** Problem to work on **
Give an exact copy of every line, leaving images out.

** Data in this exercise **
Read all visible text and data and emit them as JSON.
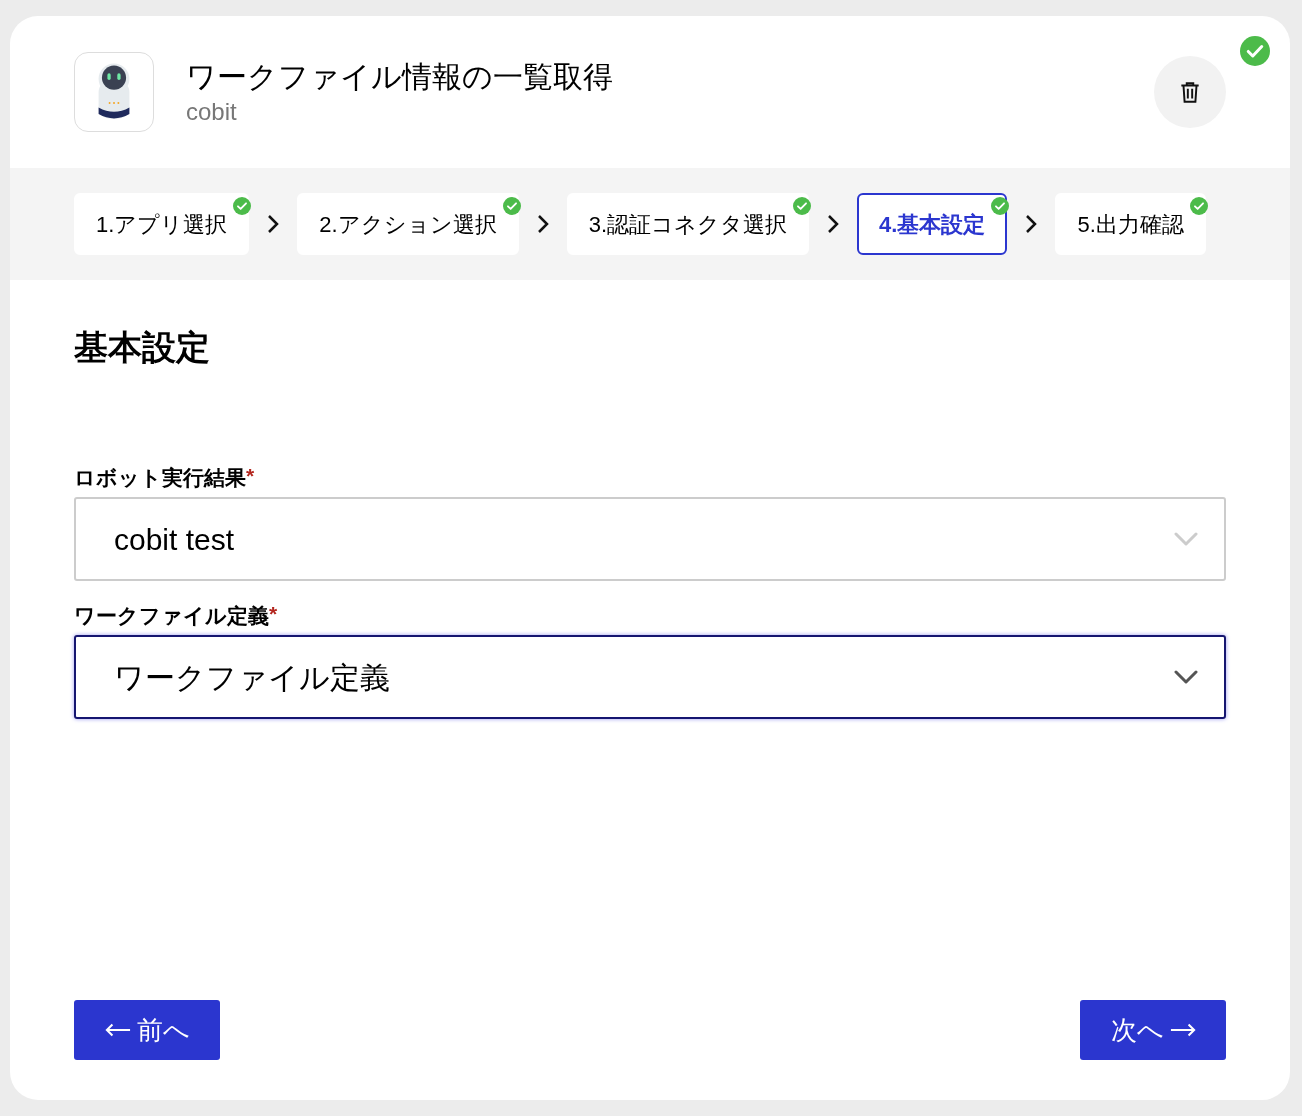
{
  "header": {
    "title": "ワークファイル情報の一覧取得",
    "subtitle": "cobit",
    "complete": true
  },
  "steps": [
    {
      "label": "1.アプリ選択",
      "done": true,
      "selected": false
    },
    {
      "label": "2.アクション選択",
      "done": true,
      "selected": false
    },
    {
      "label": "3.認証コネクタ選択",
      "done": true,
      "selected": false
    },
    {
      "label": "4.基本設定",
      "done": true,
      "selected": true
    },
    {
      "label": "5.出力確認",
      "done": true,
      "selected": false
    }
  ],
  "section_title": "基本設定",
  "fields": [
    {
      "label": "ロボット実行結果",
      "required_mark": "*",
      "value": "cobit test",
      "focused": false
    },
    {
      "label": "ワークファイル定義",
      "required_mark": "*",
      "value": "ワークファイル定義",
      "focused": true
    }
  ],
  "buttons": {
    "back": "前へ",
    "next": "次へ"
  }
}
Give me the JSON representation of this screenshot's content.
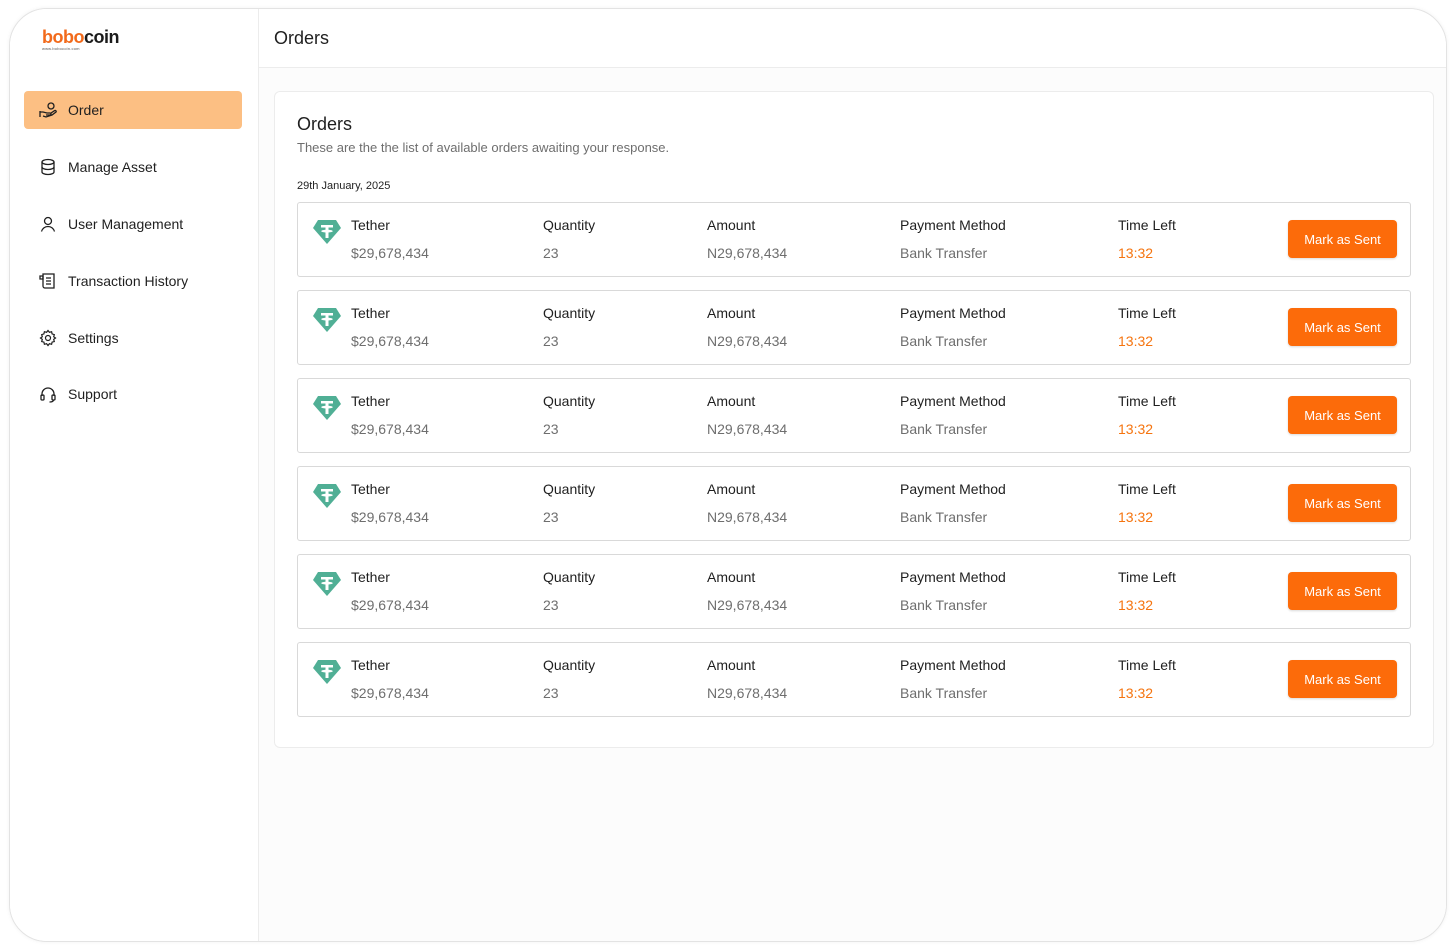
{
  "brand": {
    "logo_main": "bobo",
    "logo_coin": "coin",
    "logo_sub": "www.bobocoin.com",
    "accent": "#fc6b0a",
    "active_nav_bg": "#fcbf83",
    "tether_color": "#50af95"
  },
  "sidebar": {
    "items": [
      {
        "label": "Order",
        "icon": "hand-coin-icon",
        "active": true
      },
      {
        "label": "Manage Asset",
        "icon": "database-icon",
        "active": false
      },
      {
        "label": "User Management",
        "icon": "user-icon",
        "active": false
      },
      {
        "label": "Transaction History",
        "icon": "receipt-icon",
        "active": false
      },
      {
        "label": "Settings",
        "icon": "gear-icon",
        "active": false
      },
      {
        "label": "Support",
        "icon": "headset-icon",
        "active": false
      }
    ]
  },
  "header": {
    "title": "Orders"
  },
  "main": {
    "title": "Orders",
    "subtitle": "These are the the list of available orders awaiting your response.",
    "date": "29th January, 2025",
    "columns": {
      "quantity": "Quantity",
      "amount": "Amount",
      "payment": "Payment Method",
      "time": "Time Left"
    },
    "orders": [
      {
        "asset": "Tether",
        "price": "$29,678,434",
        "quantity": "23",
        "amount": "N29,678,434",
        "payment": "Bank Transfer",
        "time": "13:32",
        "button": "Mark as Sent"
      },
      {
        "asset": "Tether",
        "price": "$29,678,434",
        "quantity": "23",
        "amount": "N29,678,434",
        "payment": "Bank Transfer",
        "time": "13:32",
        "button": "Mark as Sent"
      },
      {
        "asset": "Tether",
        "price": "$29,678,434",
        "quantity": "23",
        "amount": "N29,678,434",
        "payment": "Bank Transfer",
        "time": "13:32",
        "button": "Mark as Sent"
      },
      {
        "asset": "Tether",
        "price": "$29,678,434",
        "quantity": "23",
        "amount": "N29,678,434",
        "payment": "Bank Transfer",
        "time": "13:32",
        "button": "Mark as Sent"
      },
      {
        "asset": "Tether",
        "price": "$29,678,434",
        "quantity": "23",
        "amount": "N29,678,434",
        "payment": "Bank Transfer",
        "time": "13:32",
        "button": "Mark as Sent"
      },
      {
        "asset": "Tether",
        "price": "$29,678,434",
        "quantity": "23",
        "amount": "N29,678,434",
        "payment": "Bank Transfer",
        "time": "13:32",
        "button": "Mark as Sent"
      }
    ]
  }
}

** Exercise answer **
Read all visible text and data and emit them as JSON.
{
  "header": {
    "title": "ワークファイル情報の一覧取得",
    "subtitle": "cobit",
    "complete": true
  },
  "steps": [
    {
      "label": "1.アプリ選択",
      "done": true,
      "selected": false
    },
    {
      "label": "2.アクション選択",
      "done": true,
      "selected": false
    },
    {
      "label": "3.認証コネクタ選択",
      "done": true,
      "selected": false
    },
    {
      "label": "4.基本設定",
      "done": true,
      "selected": true
    },
    {
      "label": "5.出力確認",
      "done": true,
      "selected": false
    }
  ],
  "section_title": "基本設定",
  "fields": [
    {
      "label": "ロボット実行結果",
      "required_mark": "*",
      "value": "cobit test",
      "focused": false
    },
    {
      "label": "ワークファイル定義",
      "required_mark": "*",
      "value": "ワークファイル定義",
      "focused": true
    }
  ],
  "buttons": {
    "back": "前へ",
    "next": "次へ"
  }
}
Give me the JSON representation of this screenshot's content.
{
  "brand": {
    "logo_main": "bobo",
    "logo_coin": "coin",
    "logo_sub": "www.bobocoin.com",
    "accent": "#fc6b0a",
    "active_nav_bg": "#fcbf83",
    "tether_color": "#50af95"
  },
  "sidebar": {
    "items": [
      {
        "label": "Order",
        "icon": "hand-coin-icon",
        "active": true
      },
      {
        "label": "Manage Asset",
        "icon": "database-icon",
        "active": false
      },
      {
        "label": "User Management",
        "icon": "user-icon",
        "active": false
      },
      {
        "label": "Transaction History",
        "icon": "receipt-icon",
        "active": false
      },
      {
        "label": "Settings",
        "icon": "gear-icon",
        "active": false
      },
      {
        "label": "Support",
        "icon": "headset-icon",
        "active": false
      }
    ]
  },
  "header": {
    "title": "Orders"
  },
  "main": {
    "title": "Orders",
    "subtitle": "These are the the list of available orders awaiting your response.",
    "date": "29th January, 2025",
    "columns": {
      "quantity": "Quantity",
      "amount": "Amount",
      "payment": "Payment Method",
      "time": "Time Left"
    },
    "orders": [
      {
        "asset": "Tether",
        "price": "$29,678,434",
        "quantity": "23",
        "amount": "N29,678,434",
        "payment": "Bank Transfer",
        "time": "13:32",
        "button": "Mark as Sent"
      },
      {
        "asset": "Tether",
        "price": "$29,678,434",
        "quantity": "23",
        "amount": "N29,678,434",
        "payment": "Bank Transfer",
        "time": "13:32",
        "button": "Mark as Sent"
      },
      {
        "asset": "Tether",
        "price": "$29,678,434",
        "quantity": "23",
        "amount": "N29,678,434",
        "payment": "Bank Transfer",
        "time": "13:32",
        "button": "Mark as Sent"
      },
      {
        "asset": "Tether",
        "price": "$29,678,434",
        "quantity": "23",
        "amount": "N29,678,434",
        "payment": "Bank Transfer",
        "time": "13:32",
        "button": "Mark as Sent"
      },
      {
        "asset": "Tether",
        "price": "$29,678,434",
        "quantity": "23",
        "amount": "N29,678,434",
        "payment": "Bank Transfer",
        "time": "13:32",
        "button": "Mark as Sent"
      },
      {
        "asset": "Tether",
        "price": "$29,678,434",
        "quantity": "23",
        "amount": "N29,678,434",
        "payment": "Bank Transfer",
        "time": "13:32",
        "button": "Mark as Sent"
      }
    ]
  }
}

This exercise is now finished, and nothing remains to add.